DATA RECORDS
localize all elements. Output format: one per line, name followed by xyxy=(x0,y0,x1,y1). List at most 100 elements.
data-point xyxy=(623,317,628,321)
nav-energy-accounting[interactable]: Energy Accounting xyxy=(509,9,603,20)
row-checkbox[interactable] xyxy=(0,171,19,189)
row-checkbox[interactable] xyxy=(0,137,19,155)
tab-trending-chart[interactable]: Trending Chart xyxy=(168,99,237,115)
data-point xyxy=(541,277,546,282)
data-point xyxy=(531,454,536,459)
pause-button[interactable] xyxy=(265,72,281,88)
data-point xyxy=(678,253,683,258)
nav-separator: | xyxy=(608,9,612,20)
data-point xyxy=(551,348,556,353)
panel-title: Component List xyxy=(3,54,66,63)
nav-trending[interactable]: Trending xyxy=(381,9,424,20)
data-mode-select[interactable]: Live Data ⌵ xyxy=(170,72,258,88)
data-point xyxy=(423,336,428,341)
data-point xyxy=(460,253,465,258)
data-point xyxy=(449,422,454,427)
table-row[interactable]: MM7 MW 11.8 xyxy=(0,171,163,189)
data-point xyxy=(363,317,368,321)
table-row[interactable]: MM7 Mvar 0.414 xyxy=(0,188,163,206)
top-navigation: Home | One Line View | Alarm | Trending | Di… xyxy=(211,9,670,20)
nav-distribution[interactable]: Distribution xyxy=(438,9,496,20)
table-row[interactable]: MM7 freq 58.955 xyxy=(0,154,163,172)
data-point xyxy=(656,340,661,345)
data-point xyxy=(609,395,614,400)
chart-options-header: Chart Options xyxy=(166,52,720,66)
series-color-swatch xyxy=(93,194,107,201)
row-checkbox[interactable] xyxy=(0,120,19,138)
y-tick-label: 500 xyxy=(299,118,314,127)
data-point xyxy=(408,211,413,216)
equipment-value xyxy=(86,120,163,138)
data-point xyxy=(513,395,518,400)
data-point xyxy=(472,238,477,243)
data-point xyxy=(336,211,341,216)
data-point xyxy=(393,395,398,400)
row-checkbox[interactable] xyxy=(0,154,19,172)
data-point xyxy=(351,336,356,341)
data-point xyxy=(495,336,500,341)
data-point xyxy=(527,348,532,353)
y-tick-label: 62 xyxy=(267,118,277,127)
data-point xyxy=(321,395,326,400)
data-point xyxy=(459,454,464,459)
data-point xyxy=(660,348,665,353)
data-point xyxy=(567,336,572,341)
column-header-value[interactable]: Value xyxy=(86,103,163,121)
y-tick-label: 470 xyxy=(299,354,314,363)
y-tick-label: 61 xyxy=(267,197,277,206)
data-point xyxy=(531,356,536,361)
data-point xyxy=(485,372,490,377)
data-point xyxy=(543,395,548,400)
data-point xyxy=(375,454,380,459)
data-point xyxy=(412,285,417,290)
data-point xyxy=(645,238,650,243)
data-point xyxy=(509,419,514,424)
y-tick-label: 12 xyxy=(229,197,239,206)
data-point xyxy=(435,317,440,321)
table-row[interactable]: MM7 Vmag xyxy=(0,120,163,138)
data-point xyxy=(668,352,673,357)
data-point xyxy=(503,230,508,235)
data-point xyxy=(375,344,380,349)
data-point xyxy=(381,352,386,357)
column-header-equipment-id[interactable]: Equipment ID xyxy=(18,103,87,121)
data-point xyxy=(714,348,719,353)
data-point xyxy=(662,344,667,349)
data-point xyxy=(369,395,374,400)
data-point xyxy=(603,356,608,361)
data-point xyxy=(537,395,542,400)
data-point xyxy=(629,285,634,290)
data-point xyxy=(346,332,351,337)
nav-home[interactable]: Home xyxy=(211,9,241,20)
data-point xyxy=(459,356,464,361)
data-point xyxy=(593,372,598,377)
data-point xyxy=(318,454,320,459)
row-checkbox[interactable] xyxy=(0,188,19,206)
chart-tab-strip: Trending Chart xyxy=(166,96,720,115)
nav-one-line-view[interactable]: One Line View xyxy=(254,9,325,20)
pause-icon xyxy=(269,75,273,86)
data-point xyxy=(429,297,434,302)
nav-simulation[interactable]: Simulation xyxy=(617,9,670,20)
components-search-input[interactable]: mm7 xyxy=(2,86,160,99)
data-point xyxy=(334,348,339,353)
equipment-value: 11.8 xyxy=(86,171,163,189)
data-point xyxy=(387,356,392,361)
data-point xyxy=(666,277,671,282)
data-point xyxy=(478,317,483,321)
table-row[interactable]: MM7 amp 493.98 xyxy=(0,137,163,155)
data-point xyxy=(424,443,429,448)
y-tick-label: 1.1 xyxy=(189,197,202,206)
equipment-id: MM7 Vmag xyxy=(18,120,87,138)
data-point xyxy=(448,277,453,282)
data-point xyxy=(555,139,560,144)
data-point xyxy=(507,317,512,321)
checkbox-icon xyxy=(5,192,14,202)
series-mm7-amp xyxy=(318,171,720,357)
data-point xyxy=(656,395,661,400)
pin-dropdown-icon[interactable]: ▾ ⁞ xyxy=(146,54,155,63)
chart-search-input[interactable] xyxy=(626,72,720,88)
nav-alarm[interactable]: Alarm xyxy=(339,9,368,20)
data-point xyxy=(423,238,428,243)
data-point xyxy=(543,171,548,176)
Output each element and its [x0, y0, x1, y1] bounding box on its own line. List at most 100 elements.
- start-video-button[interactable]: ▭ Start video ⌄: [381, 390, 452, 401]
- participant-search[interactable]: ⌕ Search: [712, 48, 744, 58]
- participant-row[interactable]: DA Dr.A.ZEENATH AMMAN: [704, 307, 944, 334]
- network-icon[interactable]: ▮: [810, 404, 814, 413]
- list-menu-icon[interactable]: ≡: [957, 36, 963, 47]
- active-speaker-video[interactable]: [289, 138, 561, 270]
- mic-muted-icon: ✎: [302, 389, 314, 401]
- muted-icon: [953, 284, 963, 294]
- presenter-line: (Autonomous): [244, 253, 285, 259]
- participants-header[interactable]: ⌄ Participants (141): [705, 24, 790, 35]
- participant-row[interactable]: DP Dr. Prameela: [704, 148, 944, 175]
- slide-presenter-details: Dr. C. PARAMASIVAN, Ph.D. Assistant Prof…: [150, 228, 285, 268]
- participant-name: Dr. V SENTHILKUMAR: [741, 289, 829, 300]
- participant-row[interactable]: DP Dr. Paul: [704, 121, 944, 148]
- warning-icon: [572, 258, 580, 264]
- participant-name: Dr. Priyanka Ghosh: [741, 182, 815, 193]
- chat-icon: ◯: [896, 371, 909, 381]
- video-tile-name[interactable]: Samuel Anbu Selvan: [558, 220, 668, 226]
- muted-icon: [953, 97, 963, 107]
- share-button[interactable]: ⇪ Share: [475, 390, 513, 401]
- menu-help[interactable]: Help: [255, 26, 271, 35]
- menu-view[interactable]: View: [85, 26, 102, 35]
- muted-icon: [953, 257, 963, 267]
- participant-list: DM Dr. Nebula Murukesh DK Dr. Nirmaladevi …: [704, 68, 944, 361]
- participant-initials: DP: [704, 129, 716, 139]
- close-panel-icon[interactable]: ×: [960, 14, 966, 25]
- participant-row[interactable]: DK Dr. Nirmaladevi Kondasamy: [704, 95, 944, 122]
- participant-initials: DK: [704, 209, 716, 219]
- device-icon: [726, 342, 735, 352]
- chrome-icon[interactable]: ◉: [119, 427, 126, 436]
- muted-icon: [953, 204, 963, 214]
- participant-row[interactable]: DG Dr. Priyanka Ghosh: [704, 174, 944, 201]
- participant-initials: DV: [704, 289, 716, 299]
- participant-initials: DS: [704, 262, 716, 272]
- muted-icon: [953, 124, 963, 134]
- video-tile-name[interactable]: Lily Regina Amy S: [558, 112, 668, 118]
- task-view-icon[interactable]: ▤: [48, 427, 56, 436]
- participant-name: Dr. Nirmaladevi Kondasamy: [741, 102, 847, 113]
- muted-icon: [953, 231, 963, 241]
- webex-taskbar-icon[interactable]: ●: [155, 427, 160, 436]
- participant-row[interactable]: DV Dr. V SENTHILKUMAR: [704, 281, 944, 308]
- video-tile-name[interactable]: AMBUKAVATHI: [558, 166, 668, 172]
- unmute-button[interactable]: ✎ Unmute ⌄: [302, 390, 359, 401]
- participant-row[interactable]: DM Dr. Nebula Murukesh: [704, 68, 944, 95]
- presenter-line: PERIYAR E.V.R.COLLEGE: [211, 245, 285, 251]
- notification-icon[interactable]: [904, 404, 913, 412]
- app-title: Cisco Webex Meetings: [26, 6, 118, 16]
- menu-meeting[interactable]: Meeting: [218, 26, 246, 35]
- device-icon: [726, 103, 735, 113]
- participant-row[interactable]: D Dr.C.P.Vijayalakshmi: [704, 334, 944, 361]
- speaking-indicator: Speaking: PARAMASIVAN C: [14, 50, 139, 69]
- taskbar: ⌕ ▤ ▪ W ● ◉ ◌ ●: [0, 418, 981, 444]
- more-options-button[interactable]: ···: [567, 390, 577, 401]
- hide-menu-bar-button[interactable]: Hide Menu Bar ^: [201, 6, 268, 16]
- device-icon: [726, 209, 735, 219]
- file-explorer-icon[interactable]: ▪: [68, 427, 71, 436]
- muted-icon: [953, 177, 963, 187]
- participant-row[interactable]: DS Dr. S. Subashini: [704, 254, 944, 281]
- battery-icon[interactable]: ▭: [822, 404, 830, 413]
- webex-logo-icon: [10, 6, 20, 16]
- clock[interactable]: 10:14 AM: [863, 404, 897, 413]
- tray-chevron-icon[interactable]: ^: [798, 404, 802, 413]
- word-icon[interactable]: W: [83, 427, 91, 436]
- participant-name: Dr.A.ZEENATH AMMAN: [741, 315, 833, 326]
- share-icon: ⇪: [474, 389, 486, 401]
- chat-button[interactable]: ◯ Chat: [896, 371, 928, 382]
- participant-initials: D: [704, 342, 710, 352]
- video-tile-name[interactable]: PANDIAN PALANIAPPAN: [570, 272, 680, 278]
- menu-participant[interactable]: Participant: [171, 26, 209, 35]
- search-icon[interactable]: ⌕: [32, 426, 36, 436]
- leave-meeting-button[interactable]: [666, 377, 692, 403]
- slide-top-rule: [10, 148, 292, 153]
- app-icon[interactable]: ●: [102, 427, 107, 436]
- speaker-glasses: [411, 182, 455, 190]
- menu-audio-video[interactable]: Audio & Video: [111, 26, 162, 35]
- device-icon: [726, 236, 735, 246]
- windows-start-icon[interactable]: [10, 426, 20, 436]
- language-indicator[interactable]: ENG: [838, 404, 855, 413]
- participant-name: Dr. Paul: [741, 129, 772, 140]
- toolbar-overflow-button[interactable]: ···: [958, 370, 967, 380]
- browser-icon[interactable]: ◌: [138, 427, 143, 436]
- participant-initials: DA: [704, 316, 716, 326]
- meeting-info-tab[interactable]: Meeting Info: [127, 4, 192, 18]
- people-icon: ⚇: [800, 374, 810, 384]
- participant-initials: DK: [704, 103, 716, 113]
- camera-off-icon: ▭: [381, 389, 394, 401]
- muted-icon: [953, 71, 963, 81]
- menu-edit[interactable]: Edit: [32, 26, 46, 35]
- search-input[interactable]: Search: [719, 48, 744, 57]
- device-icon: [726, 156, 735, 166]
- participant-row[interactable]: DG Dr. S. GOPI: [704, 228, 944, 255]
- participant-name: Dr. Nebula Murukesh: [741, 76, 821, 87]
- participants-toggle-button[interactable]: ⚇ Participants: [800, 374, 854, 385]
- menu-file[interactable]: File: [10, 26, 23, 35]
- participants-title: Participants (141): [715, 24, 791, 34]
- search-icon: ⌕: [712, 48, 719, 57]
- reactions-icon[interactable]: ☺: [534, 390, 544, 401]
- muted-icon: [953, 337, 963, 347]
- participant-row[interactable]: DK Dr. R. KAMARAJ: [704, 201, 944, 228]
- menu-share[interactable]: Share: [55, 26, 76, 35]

THE PROBLEM
Copy the rows from the first one through the line containing "nav-energy-accounting[interactable]: Energy Accounting", replacing "localize" with "detect" and leaving everything else unchanged.

WORKED SOLUTION
detect all elements. Output format: one per line, name followed by xyxy=(x0,y0,x1,y1). List at most 100 elements.
data-point xyxy=(623,317,628,321)
nav-energy-accounting[interactable]: Energy Accounting xyxy=(509,9,603,20)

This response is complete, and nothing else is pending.